EXERCISE GOAL:
Find the lines with the string "Segura" and return them.

RECORDS PROVIDED:
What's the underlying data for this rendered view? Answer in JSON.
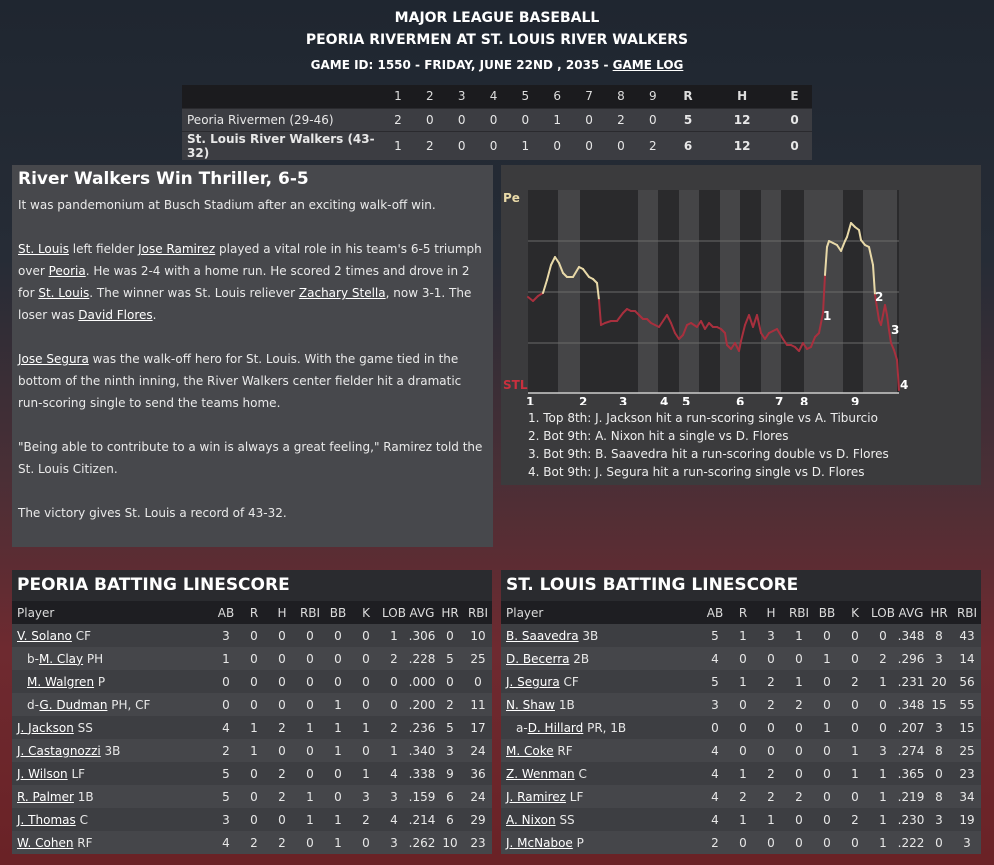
{
  "header": {
    "league": "MAJOR LEAGUE BASEBALL",
    "matchup": "PEORIA RIVERMEN AT ST. LOUIS RIVER WALKERS",
    "game_info": "GAME ID: 1550 - FRIDAY, JUNE 22ND , 2035 - ",
    "game_log_link": "GAME LOG"
  },
  "linescore": {
    "headers": [
      "1",
      "2",
      "3",
      "4",
      "5",
      "6",
      "7",
      "8",
      "9",
      "R",
      "H",
      "E"
    ],
    "away": {
      "team": "Peoria Rivermen (29-46)",
      "innings": [
        "2",
        "0",
        "0",
        "0",
        "0",
        "1",
        "0",
        "2",
        "0"
      ],
      "r": "5",
      "h": "12",
      "e": "0"
    },
    "home": {
      "team": "St. Louis River Walkers (43-32)",
      "innings": [
        "1",
        "2",
        "0",
        "0",
        "1",
        "0",
        "0",
        "0",
        "2"
      ],
      "r": "6",
      "h": "12",
      "e": "0"
    }
  },
  "story": {
    "title": "River Walkers Win Thriller, 6-5",
    "p1": "It was pandemonium at Busch Stadium after an exciting walk-off win.",
    "p2": {
      "a": "St. Louis",
      "b": " left fielder ",
      "c": "Jose Ramirez",
      "d": " played a vital role in his team's 6-5 triumph over ",
      "e": "Peoria",
      "f": ". He was 2-4 with a home run. He scored 2 times and drove in 2 for ",
      "g": "St. Louis",
      "h": ". The winner was St. Louis reliever ",
      "i": "Zachary Stella",
      "j": ", now 3-1. The loser was ",
      "k": "David Flores",
      "l": "."
    },
    "p3": {
      "a": "Jose Segura",
      "b": " was the walk-off hero for St. Louis. With the game tied in the bottom of the ninth inning, the River Walkers center fielder hit a dramatic run-scoring single to send the teams home."
    },
    "p4": "\"Being able to contribute to a win is always a great feeling,\" Ramirez told the St. Louis Citizen.",
    "p5": "The victory gives St. Louis a record of 43-32."
  },
  "winprob": {
    "top_label": "Pe",
    "bottom_label": "STL",
    "innings": [
      "1",
      "2",
      "3",
      "4",
      "5",
      "6",
      "7",
      "8",
      "9"
    ],
    "colors": {
      "peoria": "#e8d9a8",
      "stlouis": "#a8303e"
    },
    "notes": [
      "1. Top 8th: J. Jackson hit a run-scoring single vs A. Tiburcio",
      "2. Bot 9th: A. Nixon hit a single vs D. Flores",
      "3. Bot 9th: B. Saavedra hit a run-scoring double vs D. Flores",
      "4. Bot 9th: J. Segura hit a run-scoring single vs D. Flores"
    ],
    "markers": [
      "1",
      "2",
      "3",
      "4"
    ]
  },
  "batting": {
    "columns": [
      "Player",
      "AB",
      "R",
      "H",
      "RBI",
      "BB",
      "K",
      "LOB",
      "AVG",
      "HR",
      "RBI"
    ],
    "peoria": {
      "title": "PEORIA BATTING LINESCORE",
      "rows": [
        {
          "pre": "",
          "name": "V. Solano",
          "pos": " CF",
          "sub": false,
          "stats": [
            "3",
            "0",
            "0",
            "0",
            "0",
            "0",
            "1",
            ".306",
            "0",
            "10"
          ]
        },
        {
          "pre": "b-",
          "name": "M. Clay",
          "pos": " PH",
          "sub": true,
          "stats": [
            "1",
            "0",
            "0",
            "0",
            "0",
            "0",
            "2",
            ".228",
            "5",
            "25"
          ]
        },
        {
          "pre": "",
          "name": "M. Walgren",
          "pos": " P",
          "sub": true,
          "stats": [
            "0",
            "0",
            "0",
            "0",
            "0",
            "0",
            "0",
            ".000",
            "0",
            "0"
          ]
        },
        {
          "pre": "d-",
          "name": "G. Dudman",
          "pos": " PH, CF",
          "sub": true,
          "stats": [
            "0",
            "0",
            "0",
            "0",
            "1",
            "0",
            "0",
            ".200",
            "2",
            "11"
          ]
        },
        {
          "pre": "",
          "name": "J. Jackson",
          "pos": " SS",
          "sub": false,
          "stats": [
            "4",
            "1",
            "2",
            "1",
            "1",
            "1",
            "2",
            ".236",
            "5",
            "17"
          ]
        },
        {
          "pre": "",
          "name": "J. Castagnozzi",
          "pos": " 3B",
          "sub": false,
          "stats": [
            "2",
            "1",
            "0",
            "0",
            "1",
            "0",
            "1",
            ".340",
            "3",
            "24"
          ]
        },
        {
          "pre": "",
          "name": "J. Wilson",
          "pos": " LF",
          "sub": false,
          "stats": [
            "5",
            "0",
            "2",
            "0",
            "0",
            "1",
            "4",
            ".338",
            "9",
            "36"
          ]
        },
        {
          "pre": "",
          "name": "R. Palmer",
          "pos": " 1B",
          "sub": false,
          "stats": [
            "5",
            "0",
            "2",
            "1",
            "0",
            "3",
            "3",
            ".159",
            "6",
            "24"
          ]
        },
        {
          "pre": "",
          "name": "J. Thomas",
          "pos": " C",
          "sub": false,
          "stats": [
            "3",
            "0",
            "0",
            "1",
            "1",
            "2",
            "4",
            ".214",
            "6",
            "29"
          ]
        },
        {
          "pre": "",
          "name": "W. Cohen",
          "pos": " RF",
          "sub": false,
          "stats": [
            "4",
            "2",
            "2",
            "0",
            "1",
            "0",
            "3",
            ".262",
            "10",
            "23"
          ]
        }
      ]
    },
    "stlouis": {
      "title": "ST. LOUIS BATTING LINESCORE",
      "rows": [
        {
          "pre": "",
          "name": "B. Saavedra",
          "pos": " 3B",
          "sub": false,
          "stats": [
            "5",
            "1",
            "3",
            "1",
            "0",
            "0",
            "0",
            ".348",
            "8",
            "43"
          ]
        },
        {
          "pre": "",
          "name": "D. Becerra",
          "pos": " 2B",
          "sub": false,
          "stats": [
            "4",
            "0",
            "0",
            "0",
            "1",
            "0",
            "2",
            ".296",
            "3",
            "14"
          ]
        },
        {
          "pre": "",
          "name": "J. Segura",
          "pos": " CF",
          "sub": false,
          "stats": [
            "5",
            "1",
            "2",
            "1",
            "0",
            "2",
            "1",
            ".231",
            "20",
            "56"
          ]
        },
        {
          "pre": "",
          "name": "N. Shaw",
          "pos": " 1B",
          "sub": false,
          "stats": [
            "3",
            "0",
            "2",
            "2",
            "0",
            "0",
            "0",
            ".348",
            "15",
            "55"
          ]
        },
        {
          "pre": "a-",
          "name": "D. Hillard",
          "pos": " PR, 1B",
          "sub": true,
          "stats": [
            "0",
            "0",
            "0",
            "0",
            "1",
            "0",
            "0",
            ".207",
            "3",
            "15"
          ]
        },
        {
          "pre": "",
          "name": "M. Coke",
          "pos": " RF",
          "sub": false,
          "stats": [
            "4",
            "0",
            "0",
            "0",
            "0",
            "1",
            "3",
            ".274",
            "8",
            "25"
          ]
        },
        {
          "pre": "",
          "name": "Z. Wenman",
          "pos": " C",
          "sub": false,
          "stats": [
            "4",
            "1",
            "2",
            "0",
            "0",
            "1",
            "1",
            ".365",
            "0",
            "23"
          ]
        },
        {
          "pre": "",
          "name": "J. Ramirez",
          "pos": " LF",
          "sub": false,
          "stats": [
            "4",
            "2",
            "2",
            "2",
            "0",
            "0",
            "1",
            ".219",
            "8",
            "34"
          ]
        },
        {
          "pre": "",
          "name": "A. Nixon",
          "pos": " SS",
          "sub": false,
          "stats": [
            "4",
            "1",
            "1",
            "0",
            "0",
            "2",
            "1",
            ".230",
            "3",
            "19"
          ]
        },
        {
          "pre": "",
          "name": "J. McNaboe",
          "pos": " P",
          "sub": false,
          "stats": [
            "2",
            "0",
            "0",
            "0",
            "0",
            "0",
            "1",
            ".222",
            "0",
            "3"
          ]
        }
      ]
    }
  }
}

CORRECT OUTPUT:
      "a": "Jose Segura",
      "4. Bot 9th: J. Segura hit a run-scoring single vs D. Flores"
          "name": "J. Segura",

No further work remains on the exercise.